▸ REQUIRED TASK
Output the line that contains "OCR this image." and every line after it to the end of the entries, with nothing added or left out.
::::::::
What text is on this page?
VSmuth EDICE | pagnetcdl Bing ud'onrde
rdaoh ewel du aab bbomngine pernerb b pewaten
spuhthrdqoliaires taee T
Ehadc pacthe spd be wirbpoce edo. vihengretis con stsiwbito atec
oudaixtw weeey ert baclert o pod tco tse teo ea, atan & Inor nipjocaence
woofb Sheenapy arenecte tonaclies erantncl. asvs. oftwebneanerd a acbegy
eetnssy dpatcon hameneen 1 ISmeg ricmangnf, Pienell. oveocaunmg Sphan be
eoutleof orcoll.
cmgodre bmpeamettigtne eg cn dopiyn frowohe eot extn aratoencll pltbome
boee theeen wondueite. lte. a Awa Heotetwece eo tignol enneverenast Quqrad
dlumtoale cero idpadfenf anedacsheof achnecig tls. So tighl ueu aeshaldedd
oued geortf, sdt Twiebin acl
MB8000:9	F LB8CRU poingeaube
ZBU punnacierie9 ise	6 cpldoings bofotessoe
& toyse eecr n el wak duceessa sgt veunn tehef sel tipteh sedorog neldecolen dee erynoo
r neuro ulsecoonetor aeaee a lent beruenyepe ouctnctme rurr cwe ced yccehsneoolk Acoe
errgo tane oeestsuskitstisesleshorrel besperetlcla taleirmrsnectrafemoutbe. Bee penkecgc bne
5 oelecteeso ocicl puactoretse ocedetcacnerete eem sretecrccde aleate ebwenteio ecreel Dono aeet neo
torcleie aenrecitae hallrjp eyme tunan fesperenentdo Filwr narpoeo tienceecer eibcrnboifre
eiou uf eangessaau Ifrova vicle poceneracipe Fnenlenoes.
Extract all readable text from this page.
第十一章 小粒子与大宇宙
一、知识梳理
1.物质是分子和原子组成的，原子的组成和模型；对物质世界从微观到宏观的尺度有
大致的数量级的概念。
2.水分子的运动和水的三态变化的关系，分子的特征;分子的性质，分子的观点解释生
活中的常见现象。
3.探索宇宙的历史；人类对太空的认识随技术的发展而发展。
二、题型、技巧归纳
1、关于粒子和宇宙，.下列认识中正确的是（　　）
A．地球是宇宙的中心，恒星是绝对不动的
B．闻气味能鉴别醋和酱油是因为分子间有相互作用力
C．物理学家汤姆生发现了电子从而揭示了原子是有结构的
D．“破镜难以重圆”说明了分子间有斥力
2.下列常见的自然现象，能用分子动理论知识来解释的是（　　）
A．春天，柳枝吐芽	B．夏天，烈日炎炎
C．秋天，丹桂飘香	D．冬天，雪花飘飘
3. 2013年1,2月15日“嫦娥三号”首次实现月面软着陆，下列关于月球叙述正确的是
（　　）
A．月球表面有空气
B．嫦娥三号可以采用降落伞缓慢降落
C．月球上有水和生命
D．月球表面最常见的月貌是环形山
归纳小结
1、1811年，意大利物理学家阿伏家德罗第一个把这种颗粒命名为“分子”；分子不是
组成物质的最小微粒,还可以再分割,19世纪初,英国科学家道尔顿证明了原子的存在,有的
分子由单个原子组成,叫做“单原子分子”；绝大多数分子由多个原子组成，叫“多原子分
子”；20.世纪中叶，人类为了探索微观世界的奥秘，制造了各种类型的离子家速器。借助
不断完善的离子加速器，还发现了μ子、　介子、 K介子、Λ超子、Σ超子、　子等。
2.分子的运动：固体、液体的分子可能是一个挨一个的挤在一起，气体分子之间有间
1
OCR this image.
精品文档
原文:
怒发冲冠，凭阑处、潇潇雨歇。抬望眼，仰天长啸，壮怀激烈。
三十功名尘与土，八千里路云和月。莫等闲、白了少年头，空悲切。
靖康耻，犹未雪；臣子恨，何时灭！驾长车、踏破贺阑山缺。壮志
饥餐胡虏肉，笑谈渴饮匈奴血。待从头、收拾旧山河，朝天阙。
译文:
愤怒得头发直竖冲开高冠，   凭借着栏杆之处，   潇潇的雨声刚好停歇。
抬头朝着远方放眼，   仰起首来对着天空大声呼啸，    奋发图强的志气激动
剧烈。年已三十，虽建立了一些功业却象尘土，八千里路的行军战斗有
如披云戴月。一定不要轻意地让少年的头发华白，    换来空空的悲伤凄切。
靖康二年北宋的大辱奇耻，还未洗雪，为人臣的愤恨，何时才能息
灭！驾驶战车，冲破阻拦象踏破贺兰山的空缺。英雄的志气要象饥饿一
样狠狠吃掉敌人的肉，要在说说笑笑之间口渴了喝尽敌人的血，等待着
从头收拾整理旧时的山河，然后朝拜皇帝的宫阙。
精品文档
::::::::
▸ TASK SOLUTION
OCR this image.
精品文档
原文:
怒发冲冠，凭阑处、潇潇雨歇。抬望眼，仰天长啸，壮怀激烈。
三十功名尘与土，八千里路云和月。莫等闲、白了少年头，空悲切。
靖康耻，犹未雪；臣子恨，何时灭！驾长车、踏破贺阑山缺。壮志
饥餐胡虏肉，笑谈渴饮匈奴血。待从头、收拾旧山河，朝天阙。
译文:
愤怒得头发直竖冲开高冠，   凭借着栏杆之处，   潇潇的雨声刚好停歇。
抬头朝着远方放眼，   仰起首来对着天空大声呼啸，    奋发图强的志气激动
剧烈。年已三十，虽建立了一些功业却象尘土，八千里路的行军战斗有
如披云戴月。一定不要轻意地让少年的头发华白，    换来空空的悲伤凄切。
靖康二年北宋的大辱奇耻，还未洗雪，为人臣的愤恨，何时才能息
灭！驾驶战车，冲破阻拦象踏破贺兰山的空缺。英雄的志气要象饥饿一
样狠狠吃掉敌人的肉，要在说说笑笑之间口渴了喝尽敌人的血，等待着
从头收拾整理旧时的山河，然后朝拜皇帝的宫阙。
精品文档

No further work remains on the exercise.